YOUR OBJECTIVE:
Word for word, print each line of the listing below; pictures stay out.

******

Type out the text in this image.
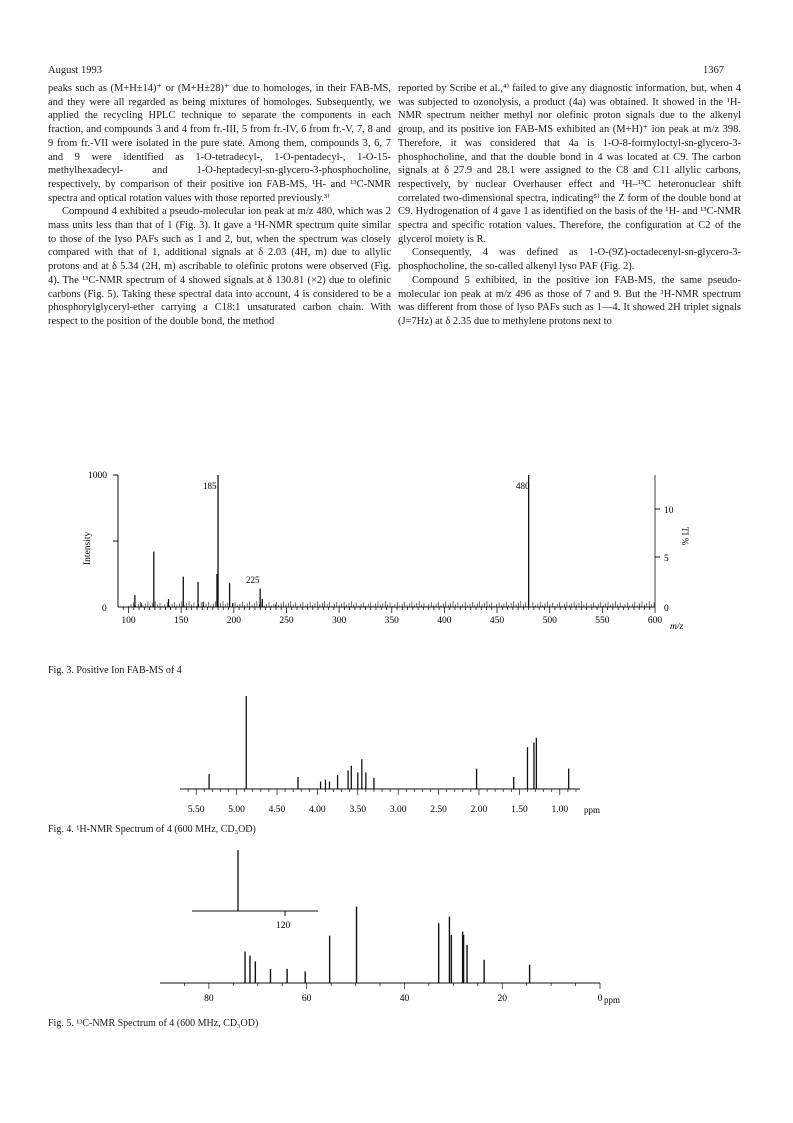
August 1993	1367

peaks such as (M+H±14)⁺ or (M+H±28)⁺ due to homologes, in their FAB-MS, and they were all regarded as being mixtures of homologes. Subsequently, we applied the recycling HPLC technique to separate the components in each fraction, and compounds 3 and 4 from fr.-III, 5 from fr.-IV, 6 from fr.-V, 7, 8 and 9 from fr.-VII were isolated in the pure state. Among them, compounds 3, 6, 7 and 9 were identified as 1-O-tetradecyl-, 1-O-pentadecyl-, 1-O-15-methylhexadecyl- and 1-O-heptadecyl-sn-glycero-3-phosphocholine, respectively, by comparison of their positive ion FAB-MS, ¹H- and ¹³C-NMR spectra and optical rotation values with those reported previously.³⁾

Compound 4 exhibited a pseudo-molecular ion peak at m/z 480, which was 2 mass units less than that of 1 (Fig. 3). It gave a ¹H-NMR spectrum quite similar to those of the lyso PAFs such as 1 and 2, but, when the spectrum was closely compared with that of 1, additional signals at δ 2.03 (4H, m) due to allylic protons and at δ 5.34 (2H, m) ascribable to olefinic protons were observed (Fig. 4). The ¹³C-NMR spectrum of 4 showed signals at δ 130.81 (×2) due to olefinic carbons (Fig. 5). Taking these spectral data into account, 4 is considered to be a phosphorylglyceryl-ether carrying a C18:1 unsaturated carbon chain. With respect to the position of the double bond, the method

reported by Scribe et al.,⁴⁾ failed to give any diagnostic information, but, when 4 was subjected to ozonolysis, a product (4a) was obtained. It showed in the ¹H-NMR spectrum neither methyl nor olefinic proton signals due to the alkenyl group, and its positive ion FAB-MS exhibited an (M+H)⁺ ion peak at m/z 398. Therefore, it was considered that 4a is 1-O-8-formyloctyl-sn-glycero-3-phosphocholine, and that the double bond in 4 was located at C9. The carbon signals at δ 27.9 and 28.1 were assigned to the C8 and C11 allylic carbons, respectively, by nuclear Overhauser effect and ¹H–¹³C heteronuclear shift correlated two-dimensional spectra, indicating⁵⁾ the Z form of the double bond at C9. Hydrogenation of 4 gave 1 as identified on the basis of the ¹H- and ¹³C-NMR spectra and specific rotation values. Therefore, the configuration at C2 of the glycerol moiety is R.

Consequently, 4 was defined as 1-O-(9Z)-octadecenyl-sn-glycero-3-phosphocholine, the so-called alkenyl lyso PAF (Fig. 2).

Compound 5 exhibited, in the positive ion FAB-MS, the same pseudo-molecular ion peak at m/z 496 as those of 7 and 9. But the ¹H-NMR spectrum was different from those of lyso PAFs such as 1—4. It showed 2H triplet signals (J=7Hz) at δ 2.35 due to methylene protons next to

1000
0
Intensity
10
5
0
TI %
100	150	200	250	300	350	400	450	500	550	600
185
225
480
m/z
Fig. 3. Positive Ion FAB-MS of 4
5.50	5.00	4.50	4.00	3.50	3.00	2.50	2.00	1.50	1.00 ppm
Fig. 4. ¹H-NMR Spectrum of 4 (600 MHz, CD₃OD)
120
80	60	40	20	0 ppm
Fig. 5. ¹³C-NMR Spectrum of 4 (600 MHz, CD₃OD)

******

WRITTEN SOLUTION:
Type out the text in this image.
August 1993	1367

peaks such as (M+H±14)⁺ or (M+H±28)⁺ due to homologes, in their FAB-MS, and they were all regarded as being mixtures of homologes. Subsequently, we applied the recycling HPLC technique to separate the components in each fraction, and compounds 3 and 4 from fr.-III, 5 from fr.-IV, 6 from fr.-V, 7, 8 and 9 from fr.-VII were isolated in the pure state. Among them, compounds 3, 6, 7 and 9 were identified as 1-O-tetradecyl-, 1-O-pentadecyl-, 1-O-15-methylhexadecyl- and 1-O-heptadecyl-sn-glycero-3-phosphocholine, respectively, by comparison of their positive ion FAB-MS, ¹H- and ¹³C-NMR spectra and optical rotation values with those reported previously.³⁾

Compound 4 exhibited a pseudo-molecular ion peak at m/z 480, which was 2 mass units less than that of 1 (Fig. 3). It gave a ¹H-NMR spectrum quite similar to those of the lyso PAFs such as 1 and 2, but, when the spectrum was closely compared with that of 1, additional signals at δ 2.03 (4H, m) due to allylic protons and at δ 5.34 (2H, m) ascribable to olefinic protons were observed (Fig. 4). The ¹³C-NMR spectrum of 4 showed signals at δ 130.81 (×2) due to olefinic carbons (Fig. 5). Taking these spectral data into account, 4 is considered to be a phosphorylglyceryl-ether carrying a C18:1 unsaturated carbon chain. With respect to the position of the double bond, the method

reported by Scribe et al.,⁴⁾ failed to give any diagnostic information, but, when 4 was subjected to ozonolysis, a product (4a) was obtained. It showed in the ¹H-NMR spectrum neither methyl nor olefinic proton signals due to the alkenyl group, and its positive ion FAB-MS exhibited an (M+H)⁺ ion peak at m/z 398. Therefore, it was considered that 4a is 1-O-8-formyloctyl-sn-glycero-3-phosphocholine, and that the double bond in 4 was located at C9. The carbon signals at δ 27.9 and 28.1 were assigned to the C8 and C11 allylic carbons, respectively, by nuclear Overhauser effect and ¹H–¹³C heteronuclear shift correlated two-dimensional spectra, indicating⁵⁾ the Z form of the double bond at C9. Hydrogenation of 4 gave 1 as identified on the basis of the ¹H- and ¹³C-NMR spectra and specific rotation values. Therefore, the configuration at C2 of the glycerol moiety is R.

Consequently, 4 was defined as 1-O-(9Z)-octadecenyl-sn-glycero-3-phosphocholine, the so-called alkenyl lyso PAF (Fig. 2).

Compound 5 exhibited, in the positive ion FAB-MS, the same pseudo-molecular ion peak at m/z 496 as those of 7 and 9. But the ¹H-NMR spectrum was different from those of lyso PAFs such as 1—4. It showed 2H triplet signals (J=7Hz) at δ 2.35 due to methylene protons next to

1000
0
Intensity
10
5
0
TI %
100	150	200	250	300	350	400	450	500	550	600
185
225
480
m/z
Fig. 3. Positive Ion FAB-MS of 4
5.50	5.00	4.50	4.00	3.50	3.00	2.50	2.00	1.50	1.00 ppm
Fig. 4. ¹H-NMR Spectrum of 4 (600 MHz, CD₃OD)
120
80	60	40	20	0 ppm
Fig. 5. ¹³C-NMR Spectrum of 4 (600 MHz, CD₃OD)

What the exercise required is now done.